§ **What the exercise asks**
Below are entries. Pull out all lines containing "JSON".

----- Record extracts -----

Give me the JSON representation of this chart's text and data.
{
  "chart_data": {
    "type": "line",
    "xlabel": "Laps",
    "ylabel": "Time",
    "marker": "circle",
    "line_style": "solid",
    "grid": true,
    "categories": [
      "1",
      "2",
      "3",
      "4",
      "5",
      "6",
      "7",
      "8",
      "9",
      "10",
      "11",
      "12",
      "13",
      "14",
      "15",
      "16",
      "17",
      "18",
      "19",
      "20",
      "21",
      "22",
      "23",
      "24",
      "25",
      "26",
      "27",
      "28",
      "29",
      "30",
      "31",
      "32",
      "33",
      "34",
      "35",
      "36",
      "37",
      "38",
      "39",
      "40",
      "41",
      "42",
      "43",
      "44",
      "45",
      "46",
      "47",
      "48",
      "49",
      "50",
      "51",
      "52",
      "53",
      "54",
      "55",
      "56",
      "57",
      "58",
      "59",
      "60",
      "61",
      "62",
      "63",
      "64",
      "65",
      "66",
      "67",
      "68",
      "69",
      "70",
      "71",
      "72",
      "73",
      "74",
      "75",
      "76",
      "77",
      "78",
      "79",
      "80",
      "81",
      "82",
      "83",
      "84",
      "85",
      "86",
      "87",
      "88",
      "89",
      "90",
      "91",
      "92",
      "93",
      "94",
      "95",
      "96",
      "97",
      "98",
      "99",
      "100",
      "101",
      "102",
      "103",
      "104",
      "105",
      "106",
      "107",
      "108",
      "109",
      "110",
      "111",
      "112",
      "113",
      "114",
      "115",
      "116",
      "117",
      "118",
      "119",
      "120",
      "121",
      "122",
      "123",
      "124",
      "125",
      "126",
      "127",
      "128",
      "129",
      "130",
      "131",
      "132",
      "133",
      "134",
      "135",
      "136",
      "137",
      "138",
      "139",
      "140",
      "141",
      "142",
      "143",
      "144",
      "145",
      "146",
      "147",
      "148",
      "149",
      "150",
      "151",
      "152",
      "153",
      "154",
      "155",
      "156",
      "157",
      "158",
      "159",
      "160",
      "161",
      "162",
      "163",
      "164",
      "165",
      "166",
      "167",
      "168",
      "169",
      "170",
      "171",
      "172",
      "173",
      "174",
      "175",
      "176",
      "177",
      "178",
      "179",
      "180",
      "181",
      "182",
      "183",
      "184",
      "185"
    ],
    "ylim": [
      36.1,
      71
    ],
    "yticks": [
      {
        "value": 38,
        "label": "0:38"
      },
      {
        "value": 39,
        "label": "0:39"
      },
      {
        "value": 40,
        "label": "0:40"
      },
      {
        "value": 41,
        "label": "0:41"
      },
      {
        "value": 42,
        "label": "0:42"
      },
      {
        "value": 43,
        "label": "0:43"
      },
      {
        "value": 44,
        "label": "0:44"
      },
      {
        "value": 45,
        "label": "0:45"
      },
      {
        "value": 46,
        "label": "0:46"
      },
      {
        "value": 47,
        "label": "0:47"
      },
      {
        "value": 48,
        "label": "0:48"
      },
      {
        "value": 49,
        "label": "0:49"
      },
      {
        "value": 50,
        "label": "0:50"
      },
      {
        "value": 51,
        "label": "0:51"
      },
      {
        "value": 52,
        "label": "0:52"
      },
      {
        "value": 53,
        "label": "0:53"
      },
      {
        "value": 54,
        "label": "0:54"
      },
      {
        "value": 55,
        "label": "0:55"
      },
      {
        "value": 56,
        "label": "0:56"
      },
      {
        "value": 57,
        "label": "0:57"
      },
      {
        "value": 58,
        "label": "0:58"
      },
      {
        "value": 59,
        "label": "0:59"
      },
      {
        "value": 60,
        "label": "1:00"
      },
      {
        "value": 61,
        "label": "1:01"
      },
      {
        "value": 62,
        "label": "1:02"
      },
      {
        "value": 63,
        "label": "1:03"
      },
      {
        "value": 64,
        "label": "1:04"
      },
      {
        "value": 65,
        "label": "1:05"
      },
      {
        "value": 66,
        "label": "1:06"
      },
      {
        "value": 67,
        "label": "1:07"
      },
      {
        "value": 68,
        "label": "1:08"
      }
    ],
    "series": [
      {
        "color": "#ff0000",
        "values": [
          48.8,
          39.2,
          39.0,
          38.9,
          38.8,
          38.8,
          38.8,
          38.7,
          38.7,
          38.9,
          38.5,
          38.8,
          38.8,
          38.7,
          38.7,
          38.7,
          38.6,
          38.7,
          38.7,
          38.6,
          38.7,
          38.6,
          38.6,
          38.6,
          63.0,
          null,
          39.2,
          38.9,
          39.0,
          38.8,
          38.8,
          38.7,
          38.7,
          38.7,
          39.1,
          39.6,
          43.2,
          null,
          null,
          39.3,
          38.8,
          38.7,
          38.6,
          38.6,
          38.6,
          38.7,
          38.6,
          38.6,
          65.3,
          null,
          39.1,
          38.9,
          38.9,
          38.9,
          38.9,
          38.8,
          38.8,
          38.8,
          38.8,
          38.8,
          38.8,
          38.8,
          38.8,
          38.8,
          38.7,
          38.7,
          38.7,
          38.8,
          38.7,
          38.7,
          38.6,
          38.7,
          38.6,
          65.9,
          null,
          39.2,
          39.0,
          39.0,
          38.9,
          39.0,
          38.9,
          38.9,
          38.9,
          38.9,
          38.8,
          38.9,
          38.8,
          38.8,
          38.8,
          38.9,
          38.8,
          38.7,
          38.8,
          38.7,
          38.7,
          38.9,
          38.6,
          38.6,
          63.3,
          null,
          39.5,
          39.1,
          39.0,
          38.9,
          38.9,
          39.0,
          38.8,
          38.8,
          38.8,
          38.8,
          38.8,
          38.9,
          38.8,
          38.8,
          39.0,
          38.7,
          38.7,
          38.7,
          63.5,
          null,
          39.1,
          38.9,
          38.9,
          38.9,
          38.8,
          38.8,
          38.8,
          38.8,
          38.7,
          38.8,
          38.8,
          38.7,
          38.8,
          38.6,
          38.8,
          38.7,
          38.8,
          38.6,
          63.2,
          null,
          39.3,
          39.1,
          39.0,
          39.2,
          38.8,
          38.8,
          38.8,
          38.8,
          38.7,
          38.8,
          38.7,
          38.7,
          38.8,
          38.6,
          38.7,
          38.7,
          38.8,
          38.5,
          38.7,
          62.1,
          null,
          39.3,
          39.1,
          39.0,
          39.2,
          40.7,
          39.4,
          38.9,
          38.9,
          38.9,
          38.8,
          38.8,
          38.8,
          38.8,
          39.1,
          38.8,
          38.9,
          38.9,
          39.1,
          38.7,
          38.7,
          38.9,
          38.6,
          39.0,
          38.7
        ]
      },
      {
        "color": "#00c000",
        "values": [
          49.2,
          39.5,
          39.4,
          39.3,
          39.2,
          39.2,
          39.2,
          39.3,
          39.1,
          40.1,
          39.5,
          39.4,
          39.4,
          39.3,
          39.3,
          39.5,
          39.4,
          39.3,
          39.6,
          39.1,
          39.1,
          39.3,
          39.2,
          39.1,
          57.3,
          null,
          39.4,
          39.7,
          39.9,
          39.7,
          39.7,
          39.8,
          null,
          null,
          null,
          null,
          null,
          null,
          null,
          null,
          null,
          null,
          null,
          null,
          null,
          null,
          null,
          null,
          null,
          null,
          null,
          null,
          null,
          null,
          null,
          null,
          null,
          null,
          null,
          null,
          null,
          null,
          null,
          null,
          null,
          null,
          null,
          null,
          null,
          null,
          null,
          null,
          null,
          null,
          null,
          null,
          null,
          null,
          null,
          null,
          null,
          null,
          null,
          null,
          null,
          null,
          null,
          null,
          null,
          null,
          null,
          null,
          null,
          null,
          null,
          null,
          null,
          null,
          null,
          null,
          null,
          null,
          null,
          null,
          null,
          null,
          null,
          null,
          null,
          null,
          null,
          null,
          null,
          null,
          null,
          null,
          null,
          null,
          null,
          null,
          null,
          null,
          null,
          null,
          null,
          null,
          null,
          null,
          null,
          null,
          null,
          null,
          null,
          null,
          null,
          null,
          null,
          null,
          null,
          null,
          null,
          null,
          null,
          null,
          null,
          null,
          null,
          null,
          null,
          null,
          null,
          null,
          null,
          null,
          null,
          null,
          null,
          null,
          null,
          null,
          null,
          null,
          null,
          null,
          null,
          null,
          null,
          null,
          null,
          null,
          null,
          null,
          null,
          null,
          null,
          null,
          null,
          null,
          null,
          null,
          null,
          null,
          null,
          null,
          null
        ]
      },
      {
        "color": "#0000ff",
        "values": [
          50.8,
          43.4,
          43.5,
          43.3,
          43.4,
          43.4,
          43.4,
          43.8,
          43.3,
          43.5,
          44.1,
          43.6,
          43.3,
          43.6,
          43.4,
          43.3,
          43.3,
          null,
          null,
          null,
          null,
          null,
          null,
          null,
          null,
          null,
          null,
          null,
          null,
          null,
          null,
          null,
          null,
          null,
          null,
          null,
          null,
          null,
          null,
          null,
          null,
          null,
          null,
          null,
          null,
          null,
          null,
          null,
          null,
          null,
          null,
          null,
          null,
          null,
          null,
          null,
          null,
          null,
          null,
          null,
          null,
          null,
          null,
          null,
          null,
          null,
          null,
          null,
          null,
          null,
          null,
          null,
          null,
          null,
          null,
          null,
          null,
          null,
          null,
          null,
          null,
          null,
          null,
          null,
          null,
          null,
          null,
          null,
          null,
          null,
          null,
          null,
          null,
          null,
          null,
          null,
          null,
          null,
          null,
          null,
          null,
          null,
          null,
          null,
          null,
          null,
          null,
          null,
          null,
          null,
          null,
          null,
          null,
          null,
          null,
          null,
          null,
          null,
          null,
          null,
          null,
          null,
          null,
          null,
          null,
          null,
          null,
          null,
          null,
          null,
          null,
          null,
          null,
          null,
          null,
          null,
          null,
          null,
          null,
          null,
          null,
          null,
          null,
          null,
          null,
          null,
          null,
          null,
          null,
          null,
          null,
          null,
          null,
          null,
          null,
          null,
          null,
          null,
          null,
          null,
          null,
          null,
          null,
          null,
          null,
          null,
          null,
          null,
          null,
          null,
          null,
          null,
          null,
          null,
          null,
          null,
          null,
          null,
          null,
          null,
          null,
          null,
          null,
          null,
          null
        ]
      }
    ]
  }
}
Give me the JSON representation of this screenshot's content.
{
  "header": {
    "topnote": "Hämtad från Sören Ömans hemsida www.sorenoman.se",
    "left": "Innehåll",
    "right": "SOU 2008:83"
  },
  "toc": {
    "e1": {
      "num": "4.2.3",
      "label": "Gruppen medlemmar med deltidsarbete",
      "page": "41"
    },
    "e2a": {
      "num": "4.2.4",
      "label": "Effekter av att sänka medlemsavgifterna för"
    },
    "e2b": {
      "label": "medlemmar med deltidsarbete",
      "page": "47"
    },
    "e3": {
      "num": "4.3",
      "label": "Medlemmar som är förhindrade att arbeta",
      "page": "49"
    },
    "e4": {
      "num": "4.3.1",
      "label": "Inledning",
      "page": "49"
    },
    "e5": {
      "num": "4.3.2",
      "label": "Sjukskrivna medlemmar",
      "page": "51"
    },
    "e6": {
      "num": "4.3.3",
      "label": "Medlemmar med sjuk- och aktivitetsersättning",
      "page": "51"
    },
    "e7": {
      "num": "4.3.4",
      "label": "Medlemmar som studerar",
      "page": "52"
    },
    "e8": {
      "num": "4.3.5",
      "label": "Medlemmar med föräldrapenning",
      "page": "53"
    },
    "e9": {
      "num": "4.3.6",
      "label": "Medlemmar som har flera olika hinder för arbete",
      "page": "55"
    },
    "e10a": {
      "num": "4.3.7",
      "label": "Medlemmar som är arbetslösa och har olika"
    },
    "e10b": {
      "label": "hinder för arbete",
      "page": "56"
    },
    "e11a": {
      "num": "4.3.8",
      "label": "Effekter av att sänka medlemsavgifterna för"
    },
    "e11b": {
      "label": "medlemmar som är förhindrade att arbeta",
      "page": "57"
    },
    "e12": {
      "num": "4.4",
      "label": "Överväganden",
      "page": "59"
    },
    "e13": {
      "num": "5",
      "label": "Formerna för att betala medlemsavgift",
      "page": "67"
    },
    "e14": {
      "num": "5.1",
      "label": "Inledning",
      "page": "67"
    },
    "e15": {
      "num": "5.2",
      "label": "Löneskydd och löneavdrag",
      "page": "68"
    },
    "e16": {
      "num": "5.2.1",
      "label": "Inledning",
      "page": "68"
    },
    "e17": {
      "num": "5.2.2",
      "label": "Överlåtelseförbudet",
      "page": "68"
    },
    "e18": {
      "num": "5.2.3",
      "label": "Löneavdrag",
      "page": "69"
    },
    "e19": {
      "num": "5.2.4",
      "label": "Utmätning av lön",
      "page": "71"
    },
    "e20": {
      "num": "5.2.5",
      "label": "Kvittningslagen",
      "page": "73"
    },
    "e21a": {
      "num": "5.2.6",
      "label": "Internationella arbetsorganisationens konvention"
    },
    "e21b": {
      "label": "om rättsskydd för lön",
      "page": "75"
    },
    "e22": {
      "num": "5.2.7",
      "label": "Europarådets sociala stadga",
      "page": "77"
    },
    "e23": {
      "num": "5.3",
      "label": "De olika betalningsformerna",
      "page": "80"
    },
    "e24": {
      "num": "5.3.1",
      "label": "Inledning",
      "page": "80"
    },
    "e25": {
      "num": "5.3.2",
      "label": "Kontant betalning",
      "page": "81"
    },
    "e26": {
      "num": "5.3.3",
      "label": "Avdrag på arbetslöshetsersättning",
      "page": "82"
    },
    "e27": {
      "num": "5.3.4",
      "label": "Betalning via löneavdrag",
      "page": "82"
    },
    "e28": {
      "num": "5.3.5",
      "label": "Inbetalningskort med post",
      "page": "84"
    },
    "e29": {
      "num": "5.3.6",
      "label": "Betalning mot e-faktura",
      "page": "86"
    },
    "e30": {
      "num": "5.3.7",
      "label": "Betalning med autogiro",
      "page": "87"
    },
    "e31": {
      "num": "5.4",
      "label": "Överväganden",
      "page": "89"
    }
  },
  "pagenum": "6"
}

-----

§ **Solution to this exercise**
Give me the JSON representation of this chart's text and data.
Give me the JSON representation of this screenshot's content.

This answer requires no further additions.